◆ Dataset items
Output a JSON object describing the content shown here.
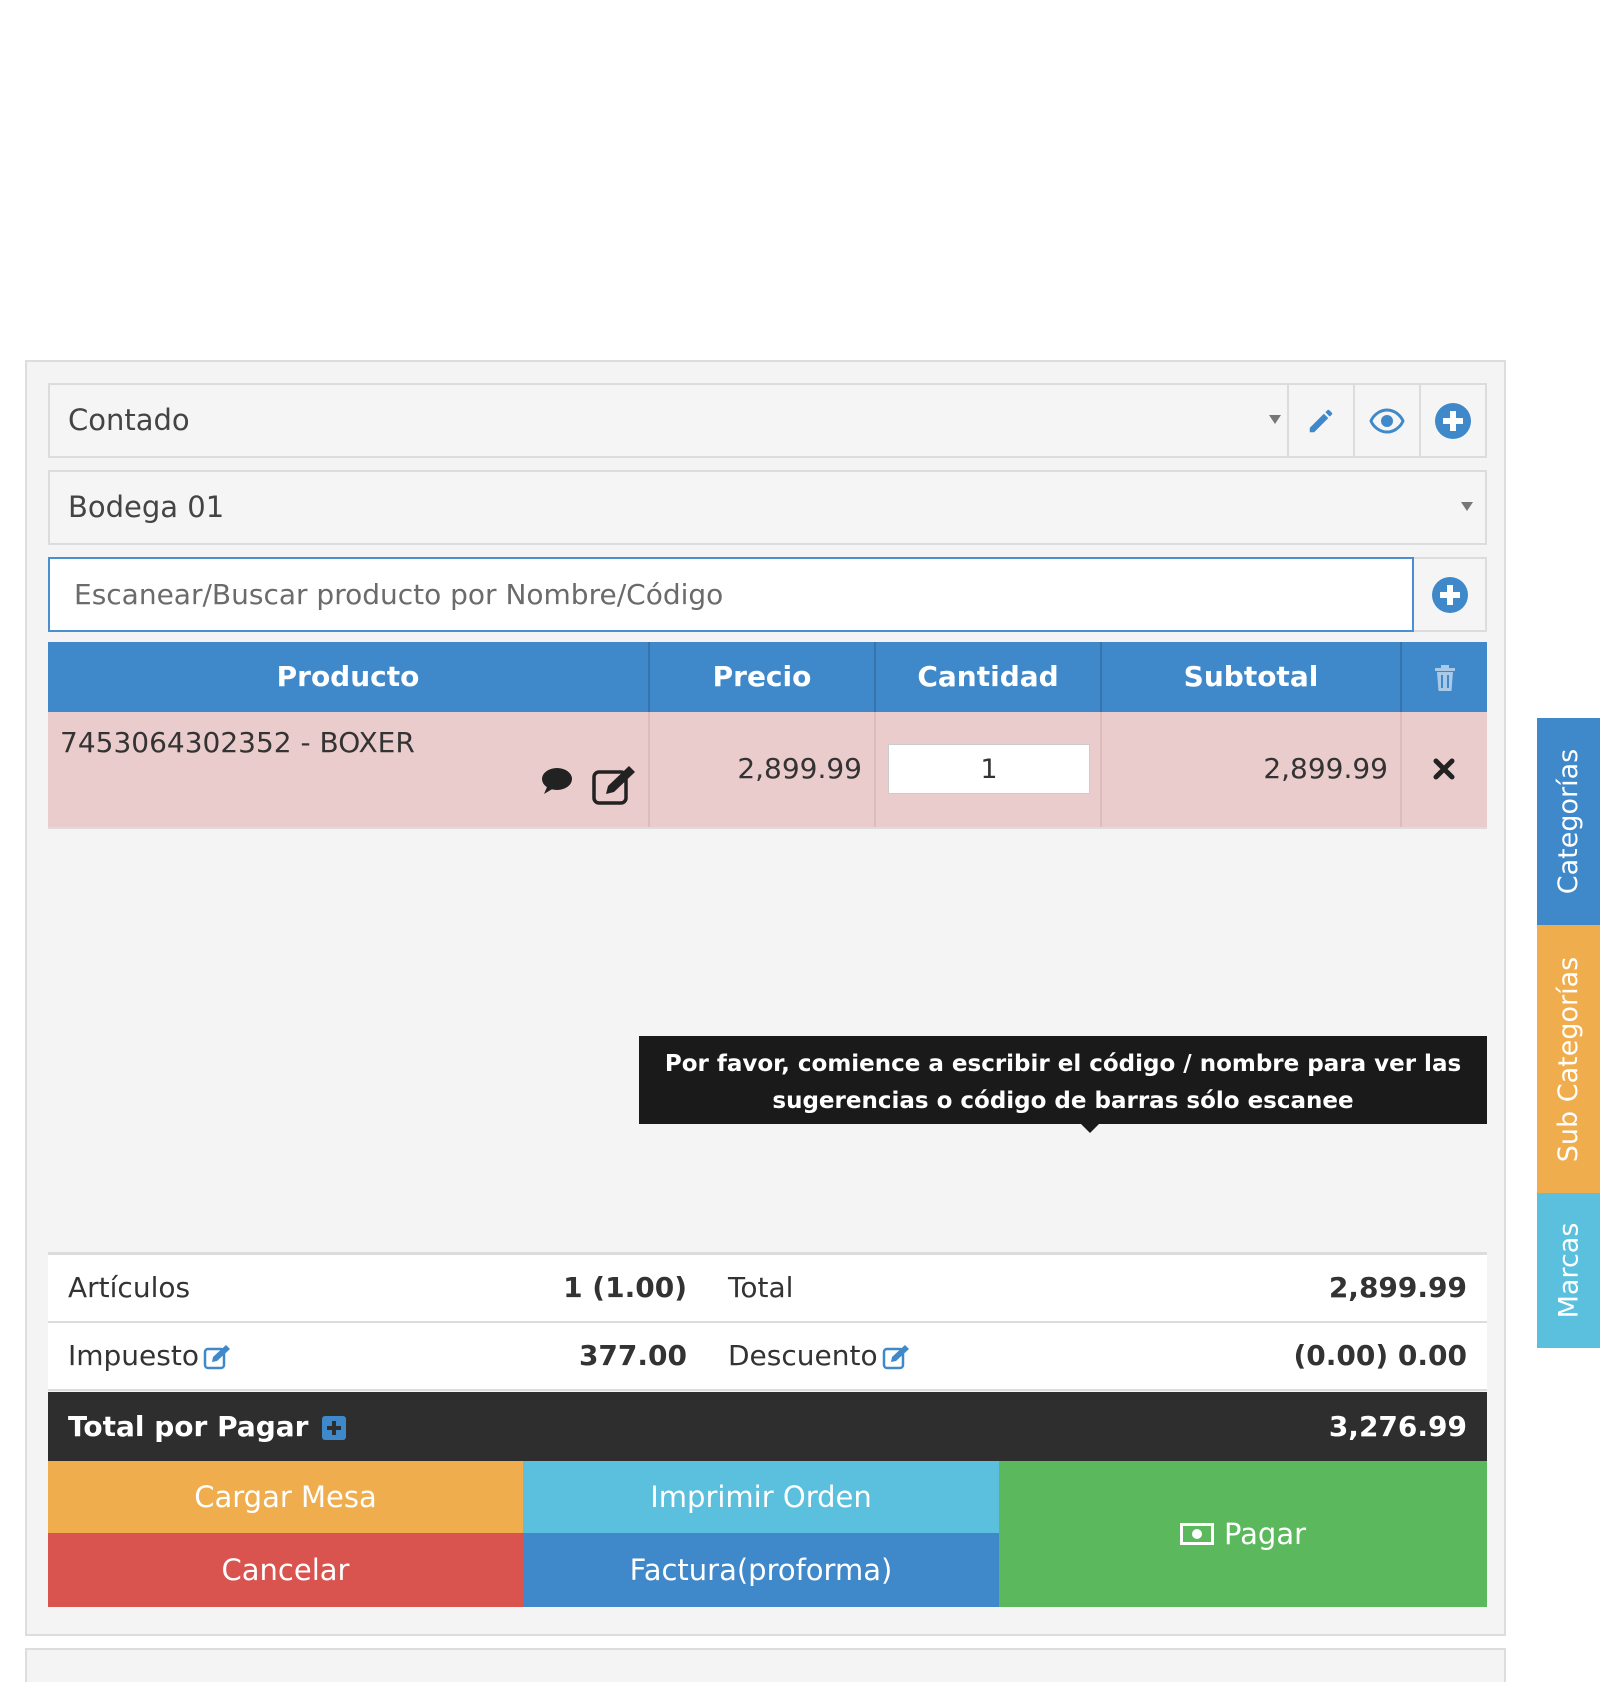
{
  "customer_select": {
    "value": "Contado"
  },
  "warehouse_select": {
    "value": "Bodega 01"
  },
  "search": {
    "placeholder": "Escanear/Buscar producto por Nombre/Código"
  },
  "table": {
    "headers": {
      "product": "Producto",
      "price": "Precio",
      "quantity": "Cantidad",
      "subtotal": "Subtotal"
    },
    "rows": [
      {
        "product": "7453064302352 - BOXER",
        "price": "2,899.99",
        "quantity": "1",
        "subtotal": "2,899.99"
      }
    ]
  },
  "tooltip": {
    "line1": "Por favor, comience a escribir el código / nombre para ver las",
    "line2": "sugerencias o código de barras sólo escanee"
  },
  "totals": {
    "items_label": "Artículos",
    "items_value": "1 (1.00)",
    "total_label": "Total",
    "total_value": "2,899.99",
    "tax_label": "Impuesto",
    "tax_value": "377.00",
    "discount_label": "Descuento",
    "discount_value": "(0.00) 0.00",
    "grand_label": "Total por Pagar",
    "grand_value": "3,276.99"
  },
  "buttons": {
    "load_table": "Cargar Mesa",
    "print_order": "Imprimir Orden",
    "pay": "Pagar",
    "cancel": "Cancelar",
    "proforma": "Factura(proforma)"
  },
  "side_tabs": {
    "categories": "Categorías",
    "sub_categories": "Sub Categorías",
    "brands": "Marcas"
  },
  "colors": {
    "primary": "#3f88c9",
    "warning": "#f0ad4e",
    "info": "#5bc0de",
    "success": "#5cb85c",
    "danger": "#d9534f",
    "dark": "#2e2e2e",
    "row_highlight": "#ebcccc"
  }
}
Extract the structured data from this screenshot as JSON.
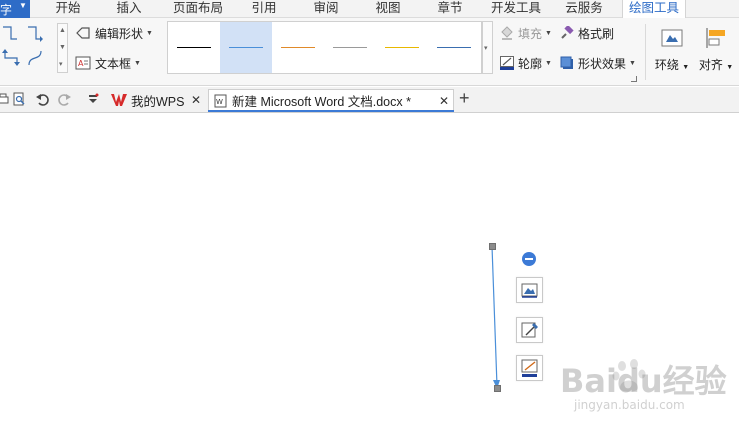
{
  "menubar": {
    "file_label": "字",
    "items": [
      {
        "label": "开始"
      },
      {
        "label": "插入"
      },
      {
        "label": "页面布局"
      },
      {
        "label": "引用"
      },
      {
        "label": "审阅"
      },
      {
        "label": "视图"
      },
      {
        "label": "章节"
      },
      {
        "label": "开发工具"
      },
      {
        "label": "云服务"
      },
      {
        "label": "绘图工具",
        "active": true
      }
    ]
  },
  "ribbon": {
    "edit_shape_label": "编辑形状",
    "text_box_label": "文本框",
    "fill_label": "填充",
    "format_painter_label": "格式刷",
    "outline_label": "轮廓",
    "shape_effects_label": "形状效果",
    "wrap_label": "环绕",
    "align_label": "对齐",
    "line_styles": [
      {
        "color": "#000000"
      },
      {
        "color": "#4a8fd9",
        "selected": true
      },
      {
        "color": "#e08a2a"
      },
      {
        "color": "#9a9a9a"
      },
      {
        "color": "#e8b800"
      },
      {
        "color": "#3a6eb0"
      }
    ]
  },
  "tabbar": {
    "tabs": [
      {
        "label": "我的WPS"
      },
      {
        "label": "新建 Microsoft Word 文档.docx *",
        "active": true
      }
    ],
    "new_tab_label": "+"
  },
  "colors": {
    "accent": "#2e6cc7",
    "line_shape": "#4a8fd9",
    "wps_red": "#d62a2a"
  },
  "watermark": {
    "brand": "Baidu经验",
    "url": "jingyan.baidu.com"
  }
}
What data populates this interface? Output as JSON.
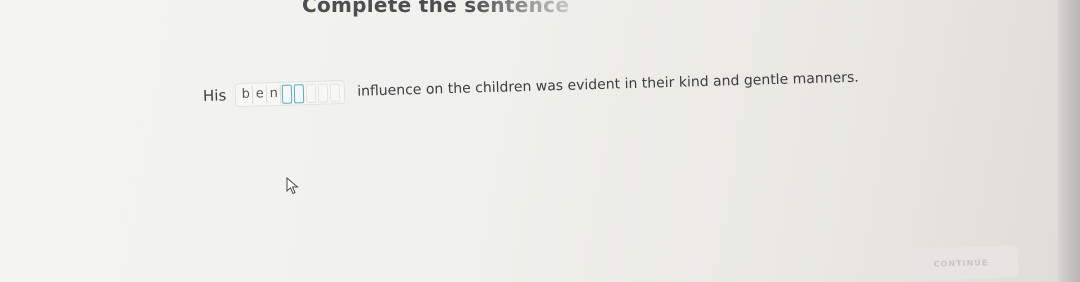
{
  "title": "Complete the sentence",
  "sentence": {
    "before": "His",
    "letters": [
      "b",
      "e",
      "n"
    ],
    "after": "influence on the children was evident in their kind and gentle manners."
  },
  "continue_label": "CONTINUE",
  "colors": {
    "active_blank": "#56aecb",
    "text": "#3d3d42"
  },
  "icons": {
    "cursor": "mouse-pointer-icon"
  }
}
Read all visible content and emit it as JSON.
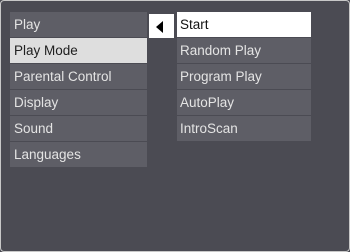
{
  "main_menu": {
    "items": [
      {
        "label": "Play",
        "selected": false
      },
      {
        "label": "Play Mode",
        "selected": true
      },
      {
        "label": "Parental Control",
        "selected": false
      },
      {
        "label": "Display",
        "selected": false
      },
      {
        "label": "Sound",
        "selected": false
      },
      {
        "label": "Languages",
        "selected": false
      }
    ]
  },
  "navigation": {
    "back_arrow_icon": "left-triangle-arrow"
  },
  "sub_menu": {
    "items": [
      {
        "label": "Start",
        "selected": true
      },
      {
        "label": "Random Play",
        "selected": false
      },
      {
        "label": "Program Play",
        "selected": false
      },
      {
        "label": "AutoPlay",
        "selected": false
      },
      {
        "label": "IntroScan",
        "selected": false
      }
    ]
  },
  "colors": {
    "background": "#4b4b53",
    "item_background": "#5e5e66",
    "item_text": "#e4e4e4",
    "selected_main_background": "#dedede",
    "selected_sub_background": "#ffffff"
  }
}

◆ The request
Report only the number of lines in the data above that contain "content".

◆ Exercise output
2